Entries taken from a collection
--------
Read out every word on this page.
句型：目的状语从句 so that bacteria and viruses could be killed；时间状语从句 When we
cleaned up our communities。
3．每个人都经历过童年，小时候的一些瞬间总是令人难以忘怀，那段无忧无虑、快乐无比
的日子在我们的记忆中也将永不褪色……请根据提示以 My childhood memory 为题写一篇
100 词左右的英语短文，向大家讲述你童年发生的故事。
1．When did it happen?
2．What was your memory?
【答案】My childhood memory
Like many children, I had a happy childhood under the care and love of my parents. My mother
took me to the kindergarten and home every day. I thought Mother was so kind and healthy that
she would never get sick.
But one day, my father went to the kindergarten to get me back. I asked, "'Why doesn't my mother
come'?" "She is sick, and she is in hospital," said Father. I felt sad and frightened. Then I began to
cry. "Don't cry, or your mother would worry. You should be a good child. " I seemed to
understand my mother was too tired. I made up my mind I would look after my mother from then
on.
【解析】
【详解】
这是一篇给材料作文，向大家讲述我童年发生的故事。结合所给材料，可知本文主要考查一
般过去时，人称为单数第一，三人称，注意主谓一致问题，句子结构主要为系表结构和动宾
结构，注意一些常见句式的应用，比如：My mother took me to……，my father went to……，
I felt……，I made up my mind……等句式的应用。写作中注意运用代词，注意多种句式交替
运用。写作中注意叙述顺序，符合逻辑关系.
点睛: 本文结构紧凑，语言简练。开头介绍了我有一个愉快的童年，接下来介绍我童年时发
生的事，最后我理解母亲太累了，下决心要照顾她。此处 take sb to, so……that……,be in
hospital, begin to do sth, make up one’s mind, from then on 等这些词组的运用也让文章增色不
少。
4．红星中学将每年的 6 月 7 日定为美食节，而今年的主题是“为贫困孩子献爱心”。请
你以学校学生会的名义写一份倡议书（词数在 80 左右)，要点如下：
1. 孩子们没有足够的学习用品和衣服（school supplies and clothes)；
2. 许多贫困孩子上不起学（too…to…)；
--------
▶ _Exercise aim_: Where does "childhood" appear in the records above? Copy each line that holds it.

▶ _Expected output_:
的日子在我们的记忆中也将永不褪色……请根据提示以 My childhood memory 为题写一篇
【答案】My childhood memory
Like many children, I had a happy childhood under the care and love of my parents. My mother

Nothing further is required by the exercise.